» REQUIREMENT 1:
From the article on James Niles learning to fly, quote the stretch from "James and his" through "Aviation of Palestine.".
» REQUIREMENT 2:
In the article on James Niles learning to fly, what plane does he take his lessons in?

=== GIVEN TEXT ===

By ANGIE ALVARADO
Palestine resident James Niles believes that it’s never too late to learn something new.
The octogenarian is living proof of that as he’s realizing his life-long dream of learning to fly a plane.
“To me, flying is more like a journey with no final destination,” James said about his latest endeavor. “As long as it’s enjoyable, beneficial and educational, I will do it.”
James and his wife Cheryl became interested in flying last July after seeing a story in the local newspaper about a free ground school at the Palestine Municipal Airport.
They immediately signed up and in mid-August, both began ground school. After completion, James continued on the path to achieve his dream and started flight school with Bill Campbell of Apex Aviation of Palestine.
“Flight school is so good for our brains because it keeps your mind focused and thinking,” Cheryl said. She plans to follow her husband’s lead and start flight school after the first of the year.
The Niles said they don’t mind the expense of flight school because the experience far outweighs the cost.
“At this stage in life, I can afford it,” James smiled.
“He’s earned it,” Cheryl added. “He’s been a good steward of his resources.”
James takes flying lessons about once a week with instructor Campbell sitting next to him in the 1967 Cessna 172. Cheryl sits in the back seat.
“I just tag along and keep quiet,” Cheryl smiled.
On Nov. 16, James logged his 26th flight with Campbell.
It takes James about 15 minutes to go through the pre-flight check list. Once in the plane, he takes his time checking everything from gauges to doors and windows under the watchful eye of his experienced instructor, before taking off.

=== RAW DATA ===

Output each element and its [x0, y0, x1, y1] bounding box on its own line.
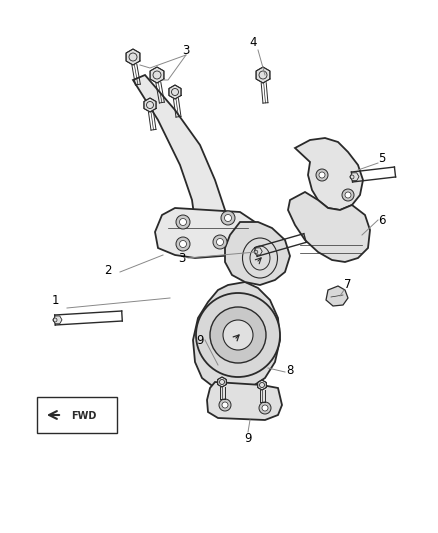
- Circle shape: [213, 235, 227, 249]
- Polygon shape: [350, 173, 359, 181]
- Polygon shape: [193, 282, 280, 392]
- Text: 2: 2: [104, 263, 112, 277]
- Circle shape: [223, 320, 253, 350]
- Polygon shape: [169, 85, 181, 99]
- Text: 4: 4: [249, 36, 257, 49]
- Text: 7: 7: [344, 279, 352, 292]
- Polygon shape: [254, 248, 262, 255]
- Polygon shape: [155, 208, 258, 258]
- Circle shape: [219, 399, 231, 411]
- Text: 1: 1: [51, 294, 59, 306]
- Text: 3: 3: [182, 44, 190, 56]
- Circle shape: [345, 192, 351, 198]
- Text: 9: 9: [196, 334, 204, 346]
- Polygon shape: [126, 49, 140, 65]
- Polygon shape: [53, 316, 62, 324]
- Circle shape: [259, 402, 271, 414]
- Circle shape: [196, 293, 280, 377]
- Text: 9: 9: [244, 432, 252, 445]
- Text: 8: 8: [286, 364, 294, 376]
- Text: 5: 5: [378, 151, 386, 165]
- Circle shape: [262, 405, 268, 411]
- Circle shape: [216, 238, 223, 246]
- Polygon shape: [225, 222, 290, 285]
- Circle shape: [180, 240, 187, 247]
- Circle shape: [316, 169, 328, 181]
- Circle shape: [222, 402, 228, 408]
- Polygon shape: [207, 382, 282, 420]
- Polygon shape: [258, 380, 266, 390]
- Bar: [37, 397, 117, 433]
- Circle shape: [221, 211, 235, 225]
- Polygon shape: [326, 286, 348, 306]
- Text: 3: 3: [178, 252, 186, 264]
- Polygon shape: [150, 67, 164, 83]
- Circle shape: [176, 237, 190, 251]
- Polygon shape: [288, 192, 370, 262]
- Polygon shape: [133, 75, 225, 230]
- Text: FWD: FWD: [71, 411, 97, 421]
- Circle shape: [319, 172, 325, 178]
- Text: 6: 6: [378, 214, 386, 227]
- Polygon shape: [218, 377, 226, 387]
- Circle shape: [210, 307, 266, 363]
- Polygon shape: [144, 98, 156, 112]
- Circle shape: [176, 215, 190, 229]
- Polygon shape: [256, 67, 270, 83]
- Circle shape: [342, 189, 354, 201]
- Circle shape: [180, 219, 187, 225]
- Polygon shape: [295, 138, 363, 210]
- Circle shape: [225, 214, 232, 222]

===

» FINISHED ANSWER 1:
James and his wife Cheryl became interested in flying last July after seeing a story in the local newspaper about a free ground school at the Palestine Municipal Airport.
They immediately signed up and in mid-August, both began ground school. After completion, James continued on the path to achieve his dream and started flight school with Bill Campbell of Apex Aviation of Palestine.

» FINISHED ANSWER 2:
A 1967 Cessna 172.